• _Exercise description_:
Transcribe the passage of the Jordan normal form thread starting with "Your matrix is" and going on through "maximal dimension $p_i$.".

• _Document text_:
Finding Jordan-normal form of a special $n\times n$ matrix

Question

Let $$A := \begin{pmatrix} 0 & 1 & 0 & \cdots & 0 \\ 0 & 0 & 1 & \cdots & 0 \\ \vdots & \vdots & \vdots & \cdots & \vdots \\ -a_n & -a_{n - 1} & -a_{n - 2} & \cdots & -a_1 \end{pmatrix}$$

I have to find $B$, $J$ such that $A = BJB^{-1}$ such that $J$ is a Jordan matrix. I already proved that $$\det(\lambda E - A) = \lambda^n + a_1\lambda^{n - 1} + ... + a_n$$ (just simple induction). I know that this gives the eigenvalues, and if $a_n, ..., a_1$ are known, I can find the eigenvalues and generalised eigenvectors, and write down the Jordan normal form, but I don't see how there is a general solution to this problem, as $(A - \lambda E)^n$ does not have a nice closed form. This is homework for a differential equation course, so maybe we can use some of that theory here?

Answer 1

Let $\lambda$ be a root of $x^n+a_1x^{n-1}+\cdots a_n=0$ then with

$$A=\begin{pmatrix} 0&1&0\\ 0&0&1\\ -a_3&-a_2&-a_1 \end{pmatrix} $$

we have

$$A-\lambda I=\begin{pmatrix} -\lambda&1&0\\ 0&-\lambda&1\\ -a_3&-a_2&-a_1-\lambda \end{pmatrix} $$ and

$$\begin{pmatrix} -\lambda&1&0\\ 0&-\lambda&1\\ -a_3&-a_2&-a_1-\lambda \end{pmatrix} \begin{pmatrix} 1\\ \lambda\\ \lambda^2 \end{pmatrix}= \begin{pmatrix} 0\\0\\-(a_3+a_2\lambda+a_1\lambda^2+\lambda^3)\end{pmatrix} =\begin{pmatrix} 0\\0\\0\end{pmatrix} $$

Note further that

$$\begin{pmatrix} -\lambda&1&0\\ 0&-\lambda&1\\ -a_3&-a_2&-a_1-\lambda \end{pmatrix} \begin{pmatrix} 0\\ 1\\ 2\lambda\\ \end{pmatrix} =\begin{pmatrix} 1\\\lambda\\-a_2-2\lambda a_1-2\lambda^2\end{pmatrix} =\begin{pmatrix} 1\\\lambda\\\lambda^2\end{pmatrix} $$

provided that

$$p^{\prime}(\lambda)=0$$

Answer 2

Your matrix is the transpose of the companion matrix. It can be shown that its characteristic polynomial and minimal polynomial are both equal to $$p(\lambda) = \lambda^n + a_1\lambda^{n - 1} + \cdots + a_n$$

Assume the minimal polynomial splits as $$p(\lambda) = (\lambda - \lambda_1)^{p_1}\cdots(\lambda - \lambda_k)^{p_k}$$ Then every Jordan block is of the maximal dimension $p_i$.

• _Information_:
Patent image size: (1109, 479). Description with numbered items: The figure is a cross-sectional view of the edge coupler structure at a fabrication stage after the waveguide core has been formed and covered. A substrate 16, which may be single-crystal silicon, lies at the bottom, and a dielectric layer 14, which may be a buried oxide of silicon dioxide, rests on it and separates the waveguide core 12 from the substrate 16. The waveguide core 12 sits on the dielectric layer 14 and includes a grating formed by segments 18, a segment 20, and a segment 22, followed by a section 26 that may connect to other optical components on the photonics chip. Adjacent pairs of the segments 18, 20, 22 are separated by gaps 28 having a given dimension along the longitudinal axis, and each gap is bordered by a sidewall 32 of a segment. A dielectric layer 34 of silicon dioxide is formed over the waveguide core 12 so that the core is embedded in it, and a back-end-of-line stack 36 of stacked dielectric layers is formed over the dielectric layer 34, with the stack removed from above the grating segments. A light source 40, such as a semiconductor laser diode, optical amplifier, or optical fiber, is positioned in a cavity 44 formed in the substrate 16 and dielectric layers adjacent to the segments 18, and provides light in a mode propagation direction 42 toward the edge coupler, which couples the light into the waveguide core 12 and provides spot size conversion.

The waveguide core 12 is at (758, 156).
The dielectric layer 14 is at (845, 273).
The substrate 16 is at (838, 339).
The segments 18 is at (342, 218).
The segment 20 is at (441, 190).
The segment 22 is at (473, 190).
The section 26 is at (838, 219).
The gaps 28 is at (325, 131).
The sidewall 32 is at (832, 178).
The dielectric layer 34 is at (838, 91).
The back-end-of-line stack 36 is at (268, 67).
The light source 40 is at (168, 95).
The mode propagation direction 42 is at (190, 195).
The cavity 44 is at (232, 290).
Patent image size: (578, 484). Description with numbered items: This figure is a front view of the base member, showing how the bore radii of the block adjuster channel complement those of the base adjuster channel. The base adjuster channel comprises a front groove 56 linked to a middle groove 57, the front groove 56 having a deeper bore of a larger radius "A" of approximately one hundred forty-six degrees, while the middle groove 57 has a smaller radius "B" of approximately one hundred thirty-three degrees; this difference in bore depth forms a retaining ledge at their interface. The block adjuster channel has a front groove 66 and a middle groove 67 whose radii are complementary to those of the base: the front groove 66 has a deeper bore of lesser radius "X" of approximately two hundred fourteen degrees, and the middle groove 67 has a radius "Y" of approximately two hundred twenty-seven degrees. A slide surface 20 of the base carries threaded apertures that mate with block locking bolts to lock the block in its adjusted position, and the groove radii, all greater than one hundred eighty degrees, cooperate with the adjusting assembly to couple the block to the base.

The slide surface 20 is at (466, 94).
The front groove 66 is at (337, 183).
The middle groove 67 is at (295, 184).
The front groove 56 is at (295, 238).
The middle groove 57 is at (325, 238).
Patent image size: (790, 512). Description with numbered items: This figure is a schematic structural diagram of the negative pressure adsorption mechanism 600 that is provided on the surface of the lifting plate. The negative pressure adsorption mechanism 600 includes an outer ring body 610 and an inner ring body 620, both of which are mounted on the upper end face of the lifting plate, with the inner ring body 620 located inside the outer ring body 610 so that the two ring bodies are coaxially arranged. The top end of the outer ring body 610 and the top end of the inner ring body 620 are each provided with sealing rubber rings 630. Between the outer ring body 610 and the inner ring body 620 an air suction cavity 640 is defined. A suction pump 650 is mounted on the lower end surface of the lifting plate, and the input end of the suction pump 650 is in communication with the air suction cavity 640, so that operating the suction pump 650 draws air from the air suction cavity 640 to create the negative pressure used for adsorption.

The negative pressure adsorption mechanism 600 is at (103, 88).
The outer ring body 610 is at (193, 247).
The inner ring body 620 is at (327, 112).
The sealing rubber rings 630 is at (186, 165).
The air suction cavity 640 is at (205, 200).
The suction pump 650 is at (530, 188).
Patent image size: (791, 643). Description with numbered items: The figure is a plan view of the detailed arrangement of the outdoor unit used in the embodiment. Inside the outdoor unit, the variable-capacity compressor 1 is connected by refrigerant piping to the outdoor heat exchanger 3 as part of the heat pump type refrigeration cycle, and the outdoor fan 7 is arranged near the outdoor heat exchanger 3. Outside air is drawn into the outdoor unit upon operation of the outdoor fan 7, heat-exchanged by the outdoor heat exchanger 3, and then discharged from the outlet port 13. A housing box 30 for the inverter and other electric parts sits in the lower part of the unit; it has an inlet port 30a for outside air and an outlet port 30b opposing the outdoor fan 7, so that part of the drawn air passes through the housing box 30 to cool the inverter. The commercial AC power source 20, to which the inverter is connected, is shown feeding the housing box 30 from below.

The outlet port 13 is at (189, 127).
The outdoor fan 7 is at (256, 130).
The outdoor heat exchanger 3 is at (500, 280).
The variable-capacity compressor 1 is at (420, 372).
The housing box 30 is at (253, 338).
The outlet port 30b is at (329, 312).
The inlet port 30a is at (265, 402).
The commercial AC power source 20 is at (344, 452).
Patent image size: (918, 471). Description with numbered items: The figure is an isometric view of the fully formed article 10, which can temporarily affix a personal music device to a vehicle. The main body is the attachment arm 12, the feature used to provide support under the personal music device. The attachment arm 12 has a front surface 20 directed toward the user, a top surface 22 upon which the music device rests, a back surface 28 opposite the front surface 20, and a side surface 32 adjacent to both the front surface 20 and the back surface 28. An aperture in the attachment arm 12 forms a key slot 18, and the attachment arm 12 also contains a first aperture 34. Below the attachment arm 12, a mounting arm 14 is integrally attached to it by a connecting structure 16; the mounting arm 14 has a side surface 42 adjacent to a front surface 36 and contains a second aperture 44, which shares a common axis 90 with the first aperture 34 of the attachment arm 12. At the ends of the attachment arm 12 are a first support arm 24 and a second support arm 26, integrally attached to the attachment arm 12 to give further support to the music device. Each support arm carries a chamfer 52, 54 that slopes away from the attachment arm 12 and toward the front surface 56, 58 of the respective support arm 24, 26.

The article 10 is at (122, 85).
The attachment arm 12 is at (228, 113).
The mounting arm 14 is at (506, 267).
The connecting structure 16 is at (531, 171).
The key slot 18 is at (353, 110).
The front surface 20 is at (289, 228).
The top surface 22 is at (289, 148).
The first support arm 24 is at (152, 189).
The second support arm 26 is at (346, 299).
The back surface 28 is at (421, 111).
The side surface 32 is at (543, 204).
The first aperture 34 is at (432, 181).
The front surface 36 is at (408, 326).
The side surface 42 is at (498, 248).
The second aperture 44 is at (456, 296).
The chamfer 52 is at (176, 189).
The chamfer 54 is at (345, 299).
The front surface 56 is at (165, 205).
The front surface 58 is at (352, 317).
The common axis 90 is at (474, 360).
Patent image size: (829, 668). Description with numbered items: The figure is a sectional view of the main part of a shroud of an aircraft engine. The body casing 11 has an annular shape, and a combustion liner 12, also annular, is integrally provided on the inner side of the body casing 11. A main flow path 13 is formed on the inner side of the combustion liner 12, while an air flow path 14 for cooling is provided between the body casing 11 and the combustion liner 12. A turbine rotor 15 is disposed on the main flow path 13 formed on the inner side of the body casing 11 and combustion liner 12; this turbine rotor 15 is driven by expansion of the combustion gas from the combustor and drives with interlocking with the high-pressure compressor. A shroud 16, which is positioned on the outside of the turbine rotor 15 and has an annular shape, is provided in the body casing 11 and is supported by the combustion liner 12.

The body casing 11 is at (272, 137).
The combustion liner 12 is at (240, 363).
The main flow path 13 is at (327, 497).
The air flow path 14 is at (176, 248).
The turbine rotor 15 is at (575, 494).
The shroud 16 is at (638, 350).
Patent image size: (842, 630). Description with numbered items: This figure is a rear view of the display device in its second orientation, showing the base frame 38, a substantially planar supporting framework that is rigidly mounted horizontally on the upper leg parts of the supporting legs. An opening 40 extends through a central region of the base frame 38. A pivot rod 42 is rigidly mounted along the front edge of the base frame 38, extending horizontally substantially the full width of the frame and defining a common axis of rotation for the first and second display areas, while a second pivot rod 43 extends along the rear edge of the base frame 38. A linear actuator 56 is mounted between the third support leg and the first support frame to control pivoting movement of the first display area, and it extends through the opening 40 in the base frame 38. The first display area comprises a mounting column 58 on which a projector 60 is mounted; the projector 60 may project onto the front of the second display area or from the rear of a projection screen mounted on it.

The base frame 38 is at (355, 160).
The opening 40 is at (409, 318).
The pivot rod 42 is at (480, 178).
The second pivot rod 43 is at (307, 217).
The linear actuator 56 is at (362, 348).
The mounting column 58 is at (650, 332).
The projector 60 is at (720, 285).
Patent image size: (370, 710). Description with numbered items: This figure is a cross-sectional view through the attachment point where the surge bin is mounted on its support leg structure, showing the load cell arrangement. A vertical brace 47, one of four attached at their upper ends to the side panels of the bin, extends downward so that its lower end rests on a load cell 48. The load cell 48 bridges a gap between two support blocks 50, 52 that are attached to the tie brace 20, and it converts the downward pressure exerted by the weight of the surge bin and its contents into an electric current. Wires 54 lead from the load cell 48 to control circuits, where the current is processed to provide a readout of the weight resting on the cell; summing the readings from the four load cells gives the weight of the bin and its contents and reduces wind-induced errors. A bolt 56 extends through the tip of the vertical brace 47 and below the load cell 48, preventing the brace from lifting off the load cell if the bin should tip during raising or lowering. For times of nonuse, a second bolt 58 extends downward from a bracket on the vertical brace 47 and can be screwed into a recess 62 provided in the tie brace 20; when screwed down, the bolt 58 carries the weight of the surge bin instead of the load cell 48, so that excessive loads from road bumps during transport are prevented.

• _Answer for the task_:
Your matrix is the transpose of the companion matrix. It can be shown that its characteristic polynomial and minimal polynomial are both equal to $$p(\lambda) = \lambda^n + a_1\lambda^{n - 1} + \cdots + a_n$$

Assume the minimal polynomial splits as $$p(\lambda) = (\lambda - \lambda_1)^{p_1}\cdots(\lambda - \lambda_k)^{p_k}$$ Then every Jordan block is of the maximal dimension $p_i$.